-- Start of Dataset records --

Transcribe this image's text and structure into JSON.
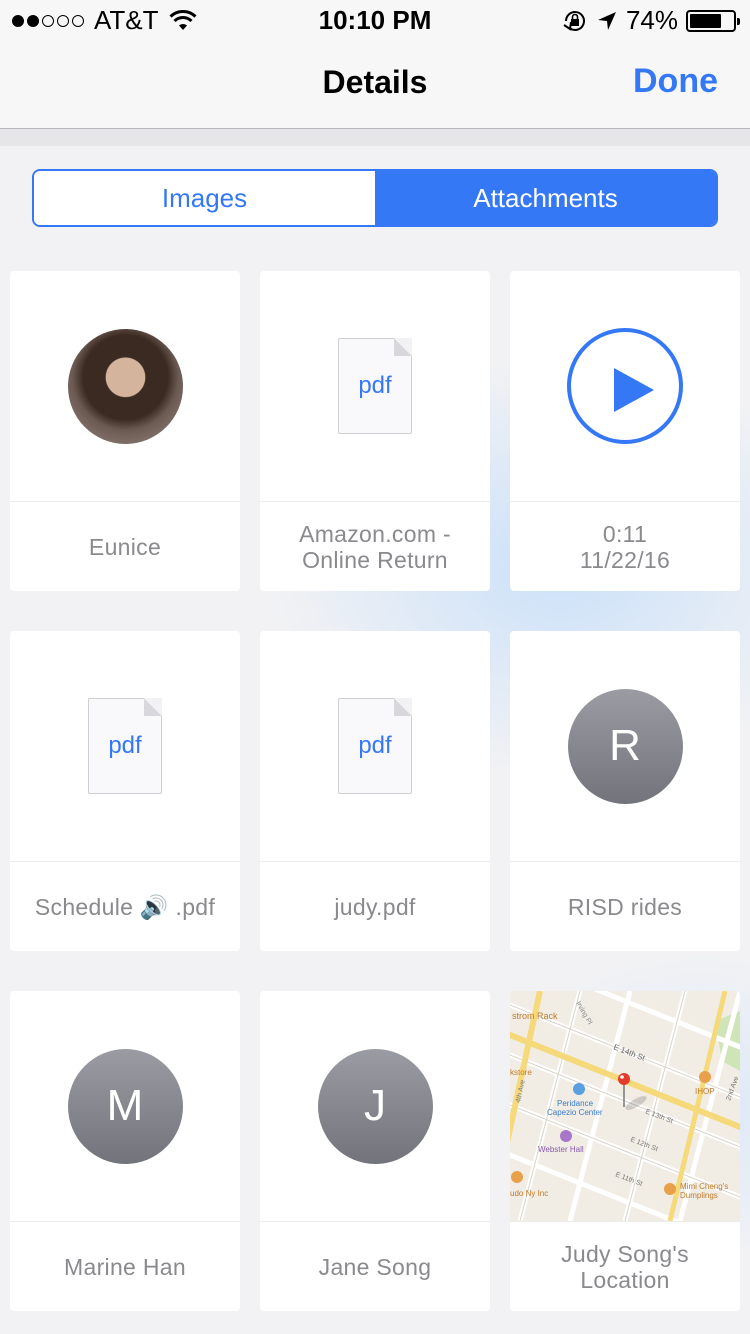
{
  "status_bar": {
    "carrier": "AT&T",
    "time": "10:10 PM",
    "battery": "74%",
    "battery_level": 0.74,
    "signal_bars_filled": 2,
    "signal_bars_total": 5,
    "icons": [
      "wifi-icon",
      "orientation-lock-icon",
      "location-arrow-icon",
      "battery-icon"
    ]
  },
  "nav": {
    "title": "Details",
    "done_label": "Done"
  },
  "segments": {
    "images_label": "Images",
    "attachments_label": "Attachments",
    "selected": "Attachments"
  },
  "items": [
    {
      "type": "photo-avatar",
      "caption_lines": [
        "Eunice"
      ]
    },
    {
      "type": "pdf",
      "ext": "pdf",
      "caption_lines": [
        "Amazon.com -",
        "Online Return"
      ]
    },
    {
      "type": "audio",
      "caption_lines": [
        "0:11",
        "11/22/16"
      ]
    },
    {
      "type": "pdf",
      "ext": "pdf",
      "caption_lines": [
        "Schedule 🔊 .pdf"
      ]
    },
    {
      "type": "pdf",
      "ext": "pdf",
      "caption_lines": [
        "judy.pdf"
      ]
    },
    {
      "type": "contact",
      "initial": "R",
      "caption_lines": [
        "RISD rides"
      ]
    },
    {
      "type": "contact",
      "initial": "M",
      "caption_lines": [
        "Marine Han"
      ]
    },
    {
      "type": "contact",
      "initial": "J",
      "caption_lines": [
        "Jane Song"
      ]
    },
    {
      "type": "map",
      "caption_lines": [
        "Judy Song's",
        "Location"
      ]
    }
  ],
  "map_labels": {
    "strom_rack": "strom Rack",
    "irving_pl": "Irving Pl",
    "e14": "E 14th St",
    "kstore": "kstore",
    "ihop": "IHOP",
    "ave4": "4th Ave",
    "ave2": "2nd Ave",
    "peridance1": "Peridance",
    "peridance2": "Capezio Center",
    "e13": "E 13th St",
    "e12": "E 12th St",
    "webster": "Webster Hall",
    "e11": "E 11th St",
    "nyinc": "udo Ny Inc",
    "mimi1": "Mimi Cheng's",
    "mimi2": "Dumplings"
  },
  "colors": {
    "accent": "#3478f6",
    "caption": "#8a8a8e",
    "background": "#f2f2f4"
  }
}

-- End of Dataset records --

* Challenge: Pictures are to be left out; the records above must be repeated word for word.

* Result:
Transcribe this image's text and structure into JSON.
{
  "status_bar": {
    "carrier": "AT&T",
    "time": "10:10 PM",
    "battery": "74%",
    "battery_level": 0.74,
    "signal_bars_filled": 2,
    "signal_bars_total": 5,
    "icons": [
      "wifi-icon",
      "orientation-lock-icon",
      "location-arrow-icon",
      "battery-icon"
    ]
  },
  "nav": {
    "title": "Details",
    "done_label": "Done"
  },
  "segments": {
    "images_label": "Images",
    "attachments_label": "Attachments",
    "selected": "Attachments"
  },
  "items": [
    {
      "type": "photo-avatar",
      "caption_lines": [
        "Eunice"
      ]
    },
    {
      "type": "pdf",
      "ext": "pdf",
      "caption_lines": [
        "Amazon.com -",
        "Online Return"
      ]
    },
    {
      "type": "audio",
      "caption_lines": [
        "0:11",
        "11/22/16"
      ]
    },
    {
      "type": "pdf",
      "ext": "pdf",
      "caption_lines": [
        "Schedule 🔊 .pdf"
      ]
    },
    {
      "type": "pdf",
      "ext": "pdf",
      "caption_lines": [
        "judy.pdf"
      ]
    },
    {
      "type": "contact",
      "initial": "R",
      "caption_lines": [
        "RISD rides"
      ]
    },
    {
      "type": "contact",
      "initial": "M",
      "caption_lines": [
        "Marine Han"
      ]
    },
    {
      "type": "contact",
      "initial": "J",
      "caption_lines": [
        "Jane Song"
      ]
    },
    {
      "type": "map",
      "caption_lines": [
        "Judy Song's",
        "Location"
      ]
    }
  ],
  "map_labels": {
    "strom_rack": "strom Rack",
    "irving_pl": "Irving Pl",
    "e14": "E 14th St",
    "kstore": "kstore",
    "ihop": "IHOP",
    "ave4": "4th Ave",
    "ave2": "2nd Ave",
    "peridance1": "Peridance",
    "peridance2": "Capezio Center",
    "e13": "E 13th St",
    "e12": "E 12th St",
    "webster": "Webster Hall",
    "e11": "E 11th St",
    "nyinc": "udo Ny Inc",
    "mimi1": "Mimi Cheng's",
    "mimi2": "Dumplings"
  },
  "colors": {
    "accent": "#3478f6",
    "caption": "#8a8a8e",
    "background": "#f2f2f4"
  }
}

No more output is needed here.